━━ Source extract ━━

Closed seankortschot closed 6 years ago

seankortschot commented 6 years ago

Hello,

First, thank you very much for your code. It has helped me out a lot.

I tried to change n_classes to 2, as I am only classifying between two states. However, I receive an IndexError whenever I reduce n_classes below 6. The error message is below:

---------------------------------------------------------------------------
IndexError                                Traceback (most recent call last)
<ipython-input-15-581f85d3f7ff> in <module>()
     43             feed_dict={
     44                 x: X_test,
---> 45                 y: one_hot(y_test)
     46             }
     47         )

<ipython-input-13-7d65b978d73d> in one_hot(y_, n_classes)
     50     # Function to encode output labels from number indexes
     51     y_ = y_.reshape(len(y_))

━━━

• About this exercise: Condense the paragraph of the issue text that begins "I tried to change n_classes" into a short bulleted list that keeps its main facts.

━━ Data supplied ━━

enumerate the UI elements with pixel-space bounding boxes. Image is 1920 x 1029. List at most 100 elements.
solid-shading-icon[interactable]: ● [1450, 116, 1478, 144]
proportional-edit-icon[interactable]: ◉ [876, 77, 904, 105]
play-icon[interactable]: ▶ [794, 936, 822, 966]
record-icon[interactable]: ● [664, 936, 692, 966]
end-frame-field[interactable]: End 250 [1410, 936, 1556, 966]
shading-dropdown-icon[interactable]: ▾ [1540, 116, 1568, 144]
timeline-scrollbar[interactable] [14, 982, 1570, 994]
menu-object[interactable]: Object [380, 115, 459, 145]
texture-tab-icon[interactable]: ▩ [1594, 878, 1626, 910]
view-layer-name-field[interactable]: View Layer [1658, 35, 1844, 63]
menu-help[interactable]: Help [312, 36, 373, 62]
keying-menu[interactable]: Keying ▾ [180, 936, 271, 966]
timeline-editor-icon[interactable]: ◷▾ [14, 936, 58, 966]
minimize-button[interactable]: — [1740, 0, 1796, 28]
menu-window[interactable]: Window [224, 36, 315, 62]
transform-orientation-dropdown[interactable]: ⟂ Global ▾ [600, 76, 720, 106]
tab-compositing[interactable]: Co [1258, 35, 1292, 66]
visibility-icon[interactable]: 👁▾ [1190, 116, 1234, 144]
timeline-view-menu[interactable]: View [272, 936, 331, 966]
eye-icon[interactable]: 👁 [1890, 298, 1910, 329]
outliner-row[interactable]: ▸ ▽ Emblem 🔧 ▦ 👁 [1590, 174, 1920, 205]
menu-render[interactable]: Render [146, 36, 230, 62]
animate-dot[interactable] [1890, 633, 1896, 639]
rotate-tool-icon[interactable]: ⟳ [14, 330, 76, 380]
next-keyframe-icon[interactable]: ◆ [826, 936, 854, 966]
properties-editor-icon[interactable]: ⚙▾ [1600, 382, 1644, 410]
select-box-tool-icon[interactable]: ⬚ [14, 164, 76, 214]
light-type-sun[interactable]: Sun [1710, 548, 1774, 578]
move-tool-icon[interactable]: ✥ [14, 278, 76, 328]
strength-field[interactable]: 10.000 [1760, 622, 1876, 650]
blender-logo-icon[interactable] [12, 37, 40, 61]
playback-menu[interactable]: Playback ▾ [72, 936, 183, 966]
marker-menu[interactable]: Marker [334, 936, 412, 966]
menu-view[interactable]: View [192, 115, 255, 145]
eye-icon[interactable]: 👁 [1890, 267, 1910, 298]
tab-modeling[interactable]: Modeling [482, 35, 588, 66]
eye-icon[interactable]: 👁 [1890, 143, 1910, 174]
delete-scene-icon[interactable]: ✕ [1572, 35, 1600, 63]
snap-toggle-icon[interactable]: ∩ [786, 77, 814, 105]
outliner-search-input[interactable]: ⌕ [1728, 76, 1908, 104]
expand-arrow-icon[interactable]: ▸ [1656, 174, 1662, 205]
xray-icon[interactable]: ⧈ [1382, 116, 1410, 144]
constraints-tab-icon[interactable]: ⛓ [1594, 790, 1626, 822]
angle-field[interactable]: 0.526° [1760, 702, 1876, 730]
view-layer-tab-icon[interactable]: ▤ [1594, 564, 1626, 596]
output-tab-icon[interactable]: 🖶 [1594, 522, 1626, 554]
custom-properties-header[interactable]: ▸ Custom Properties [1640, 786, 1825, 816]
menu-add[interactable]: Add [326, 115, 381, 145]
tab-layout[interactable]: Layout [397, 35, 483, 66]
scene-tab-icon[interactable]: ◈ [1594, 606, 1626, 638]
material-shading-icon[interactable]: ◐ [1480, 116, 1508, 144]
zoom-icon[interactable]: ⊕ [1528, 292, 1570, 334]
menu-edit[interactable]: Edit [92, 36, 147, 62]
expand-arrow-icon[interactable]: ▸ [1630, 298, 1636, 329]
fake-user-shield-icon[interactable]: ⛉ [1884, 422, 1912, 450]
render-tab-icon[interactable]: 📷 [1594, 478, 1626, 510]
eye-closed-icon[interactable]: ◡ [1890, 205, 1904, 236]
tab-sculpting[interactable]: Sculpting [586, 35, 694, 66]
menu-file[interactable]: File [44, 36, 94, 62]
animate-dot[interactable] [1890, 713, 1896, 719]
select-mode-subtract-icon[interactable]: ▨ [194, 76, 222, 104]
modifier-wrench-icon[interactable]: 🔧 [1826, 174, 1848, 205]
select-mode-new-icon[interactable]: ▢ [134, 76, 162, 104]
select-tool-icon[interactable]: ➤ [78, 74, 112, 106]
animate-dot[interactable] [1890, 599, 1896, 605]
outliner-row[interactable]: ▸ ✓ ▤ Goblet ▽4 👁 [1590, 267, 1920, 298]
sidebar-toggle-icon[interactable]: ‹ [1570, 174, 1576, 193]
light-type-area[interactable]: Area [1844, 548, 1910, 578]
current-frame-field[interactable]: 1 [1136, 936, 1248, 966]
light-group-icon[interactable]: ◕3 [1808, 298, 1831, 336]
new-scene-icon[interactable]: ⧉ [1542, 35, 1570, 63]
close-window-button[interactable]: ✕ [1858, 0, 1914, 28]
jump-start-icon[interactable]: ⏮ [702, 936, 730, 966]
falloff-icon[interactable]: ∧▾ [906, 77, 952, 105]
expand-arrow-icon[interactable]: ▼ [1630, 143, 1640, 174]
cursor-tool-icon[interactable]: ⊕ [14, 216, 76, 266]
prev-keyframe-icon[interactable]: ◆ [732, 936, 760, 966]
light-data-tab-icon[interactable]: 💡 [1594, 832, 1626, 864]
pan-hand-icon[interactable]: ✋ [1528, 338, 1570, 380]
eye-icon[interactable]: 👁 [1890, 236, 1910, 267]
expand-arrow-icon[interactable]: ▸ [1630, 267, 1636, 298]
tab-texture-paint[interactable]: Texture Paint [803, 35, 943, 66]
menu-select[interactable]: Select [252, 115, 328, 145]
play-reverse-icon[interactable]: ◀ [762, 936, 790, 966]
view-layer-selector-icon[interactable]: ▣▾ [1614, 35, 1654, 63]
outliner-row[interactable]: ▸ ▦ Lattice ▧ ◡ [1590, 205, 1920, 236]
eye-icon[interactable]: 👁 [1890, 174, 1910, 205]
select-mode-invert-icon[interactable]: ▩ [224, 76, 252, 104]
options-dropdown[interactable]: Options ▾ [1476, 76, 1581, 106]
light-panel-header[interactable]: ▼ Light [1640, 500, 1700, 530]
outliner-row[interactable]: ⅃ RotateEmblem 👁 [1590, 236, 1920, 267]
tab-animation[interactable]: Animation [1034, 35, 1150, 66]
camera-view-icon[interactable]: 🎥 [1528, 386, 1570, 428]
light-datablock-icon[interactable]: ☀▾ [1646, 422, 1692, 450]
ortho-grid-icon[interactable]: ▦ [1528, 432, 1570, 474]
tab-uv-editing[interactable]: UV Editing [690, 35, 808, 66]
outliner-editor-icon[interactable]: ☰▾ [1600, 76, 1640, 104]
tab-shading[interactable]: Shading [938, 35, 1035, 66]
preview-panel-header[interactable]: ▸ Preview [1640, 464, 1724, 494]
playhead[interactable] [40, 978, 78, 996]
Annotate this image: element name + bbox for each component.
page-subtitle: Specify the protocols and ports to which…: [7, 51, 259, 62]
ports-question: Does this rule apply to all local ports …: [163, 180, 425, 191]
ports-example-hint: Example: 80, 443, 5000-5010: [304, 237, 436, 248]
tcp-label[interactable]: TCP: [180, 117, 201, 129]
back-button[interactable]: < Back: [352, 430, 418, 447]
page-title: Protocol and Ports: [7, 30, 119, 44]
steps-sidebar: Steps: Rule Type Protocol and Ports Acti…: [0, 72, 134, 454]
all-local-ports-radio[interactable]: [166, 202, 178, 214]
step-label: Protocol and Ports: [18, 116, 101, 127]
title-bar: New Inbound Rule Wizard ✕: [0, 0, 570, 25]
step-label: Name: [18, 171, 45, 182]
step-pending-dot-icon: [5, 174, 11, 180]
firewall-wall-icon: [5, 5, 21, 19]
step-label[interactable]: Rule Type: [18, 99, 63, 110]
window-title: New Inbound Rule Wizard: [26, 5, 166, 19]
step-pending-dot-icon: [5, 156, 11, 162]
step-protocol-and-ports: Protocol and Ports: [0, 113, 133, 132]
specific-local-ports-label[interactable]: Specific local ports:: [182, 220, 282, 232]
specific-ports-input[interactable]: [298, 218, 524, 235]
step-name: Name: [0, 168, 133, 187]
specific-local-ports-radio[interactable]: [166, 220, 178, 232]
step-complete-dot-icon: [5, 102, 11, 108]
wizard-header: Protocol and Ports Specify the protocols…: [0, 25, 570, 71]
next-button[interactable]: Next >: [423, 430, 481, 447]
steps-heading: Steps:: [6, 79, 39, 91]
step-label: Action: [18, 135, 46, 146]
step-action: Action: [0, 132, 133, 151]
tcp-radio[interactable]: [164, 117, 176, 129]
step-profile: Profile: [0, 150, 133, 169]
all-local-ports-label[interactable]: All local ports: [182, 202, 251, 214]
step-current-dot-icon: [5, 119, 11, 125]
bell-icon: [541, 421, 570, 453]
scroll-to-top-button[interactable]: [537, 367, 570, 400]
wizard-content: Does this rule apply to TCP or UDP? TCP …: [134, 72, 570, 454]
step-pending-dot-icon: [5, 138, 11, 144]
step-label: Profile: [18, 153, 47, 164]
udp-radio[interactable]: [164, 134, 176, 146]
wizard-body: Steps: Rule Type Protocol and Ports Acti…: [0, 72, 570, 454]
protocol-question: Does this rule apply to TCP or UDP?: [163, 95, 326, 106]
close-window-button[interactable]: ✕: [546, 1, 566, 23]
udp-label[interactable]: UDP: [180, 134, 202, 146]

━━━

• Task result:
- The writer set n_classes to 2 to classify between only two states.
- Setting n_classes to any value below 6 raises an IndexError.
- The error message follows the paragraph.